I wasn't saying you should hope. I don't hope either. I was saying most people do, and the fact you don't is going to make people call you a bear... People like tech_guy read you saying real estate isn't going to recover any time soon, and essentially call your neutral position bearish.
that's the problem. Tech guy doesn't understand economics. When you see the worst holiday retail sales in 40 years, you have to be smart enough to know this is not the time to buy property. Then again, he bought when? Last year? Ha
What you also have to keep in mind is that if real estate values were not in line with incomes in 2007-2008, how far do the have to fall now that wall street has been taken over by uncle sam? The mean keeps sliding down, which indicates you'll keep chasing the market with your listing.
You mean incomes didn't triple in Manhattan from 1998 to 2008? Ha.
You work in finance and don't understand that "bear" means someone who says things like "this is not the time to buy property"? I didn't make a judgment call - its pretty plainly obvious that a bear is someone who predicts a bad outcome (regardless of why, regardless of right or wrong).
Then again, positivecarry, weren't you the one who didn't understand how mutual funds work? On another thread a few weeks back. Specifically, didn't understand (in fact, argued against) that a US mutual fund that exclusively buys foreign stocks would benefit from a tanking USD? Are you *sure* you work in finance? Perhaps you shouldn't be questioning my knowledge - this is a hobby for me, a profession for you, and I've shown I know it better than you.
Saying things are not going up any time soon is neutral, not bearish. Bearish would be saying you expect downside. The article above is basically neutral. It points out that specs are going to anchor the market in a sense.
Smartmoney this month notes that 4 out of 10 sales are foreclosure sales...
I think the bigger point is, inventories are up, and the few sales that there are aren't showing any sign of America getting comfortable with real estate...
In Manhattan, sales are down 75%. No matter who the buying is being done by, that there are 75% fewer of them is not a sign of good things to come.
Saying "buy now because it is down" is similar to saying "buy now" when 14k on the dow became 12k. Yes, its a "discount". But when it was only the beginning of a panic, it was certainly not the time to be doubling down.
When will that time be? Well, we have to shake out the weak first. We're nowhere near that, that has only started.
"What this article shows is how over priced NYC is"
"So what if a new construction unit drops from $2000k sqft to $1000"
"we're due for a pullback"
"this is not the time to buy property"
"how far do the have to fall now that wall street has been taken over by uncle sam?"
If you read positivecarry's messages as neutral, you're in just as much denial as he is.
This is indeed a hobby for you techguy, because while you're buying real estate in 2007, I'm shorting it via commercial reits. Getting anyone to agree with you is laughable. We both put our money where our mouth is. You went long, and lost. I took the other side of your trade, and am enjoying myself quite well. I'm not a bear, I'm a trader. A simpleton like you can't understand how that works.

* _ENTRIES PROVIDED_:
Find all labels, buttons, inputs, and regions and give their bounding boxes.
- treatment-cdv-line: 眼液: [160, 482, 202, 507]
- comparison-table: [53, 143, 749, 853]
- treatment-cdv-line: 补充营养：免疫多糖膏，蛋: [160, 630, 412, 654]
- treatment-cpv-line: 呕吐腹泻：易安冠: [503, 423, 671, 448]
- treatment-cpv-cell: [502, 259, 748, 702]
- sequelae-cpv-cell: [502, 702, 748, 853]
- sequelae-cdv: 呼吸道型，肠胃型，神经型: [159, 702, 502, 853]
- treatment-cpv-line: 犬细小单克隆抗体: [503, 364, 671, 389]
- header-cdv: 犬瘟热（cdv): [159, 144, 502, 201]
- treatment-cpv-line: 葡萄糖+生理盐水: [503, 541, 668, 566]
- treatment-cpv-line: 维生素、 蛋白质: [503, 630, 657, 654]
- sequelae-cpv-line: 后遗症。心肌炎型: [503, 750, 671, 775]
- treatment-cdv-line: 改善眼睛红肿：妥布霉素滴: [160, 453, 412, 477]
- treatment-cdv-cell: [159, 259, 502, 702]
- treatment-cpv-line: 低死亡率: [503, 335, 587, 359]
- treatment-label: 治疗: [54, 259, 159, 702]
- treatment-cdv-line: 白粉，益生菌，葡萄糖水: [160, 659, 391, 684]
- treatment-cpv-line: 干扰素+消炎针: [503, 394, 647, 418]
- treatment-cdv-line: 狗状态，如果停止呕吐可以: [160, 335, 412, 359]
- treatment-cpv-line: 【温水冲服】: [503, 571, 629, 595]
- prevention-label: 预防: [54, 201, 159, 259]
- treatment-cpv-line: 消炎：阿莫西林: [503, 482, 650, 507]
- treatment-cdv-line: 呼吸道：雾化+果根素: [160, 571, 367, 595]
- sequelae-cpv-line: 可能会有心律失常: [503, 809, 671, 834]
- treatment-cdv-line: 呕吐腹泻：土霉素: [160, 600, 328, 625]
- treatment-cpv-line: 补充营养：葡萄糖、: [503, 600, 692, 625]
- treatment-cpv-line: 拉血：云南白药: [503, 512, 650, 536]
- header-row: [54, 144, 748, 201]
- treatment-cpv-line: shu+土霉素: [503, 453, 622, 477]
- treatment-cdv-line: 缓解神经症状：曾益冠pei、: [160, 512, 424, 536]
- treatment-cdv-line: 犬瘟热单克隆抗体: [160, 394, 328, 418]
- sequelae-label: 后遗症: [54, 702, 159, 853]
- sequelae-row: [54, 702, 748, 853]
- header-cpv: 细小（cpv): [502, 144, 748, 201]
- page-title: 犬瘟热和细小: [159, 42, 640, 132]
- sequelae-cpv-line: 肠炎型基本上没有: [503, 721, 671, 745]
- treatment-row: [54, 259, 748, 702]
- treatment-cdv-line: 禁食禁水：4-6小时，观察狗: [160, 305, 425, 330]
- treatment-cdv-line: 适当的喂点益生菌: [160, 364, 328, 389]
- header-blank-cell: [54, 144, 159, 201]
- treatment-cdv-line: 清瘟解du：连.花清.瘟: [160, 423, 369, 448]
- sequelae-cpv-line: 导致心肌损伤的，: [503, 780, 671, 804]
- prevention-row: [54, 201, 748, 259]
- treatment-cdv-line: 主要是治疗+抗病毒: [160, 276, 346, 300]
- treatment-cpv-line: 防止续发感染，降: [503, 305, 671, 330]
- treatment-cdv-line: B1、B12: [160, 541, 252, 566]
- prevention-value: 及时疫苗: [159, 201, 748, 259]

* _WHAT IS EXPECTED_: In the real estate discussion above, by how much does one commenter say sales are down in Manhattan?

* _SOLUTION FOR THIS EXERCISE_: Sales in Manhattan are down 75%.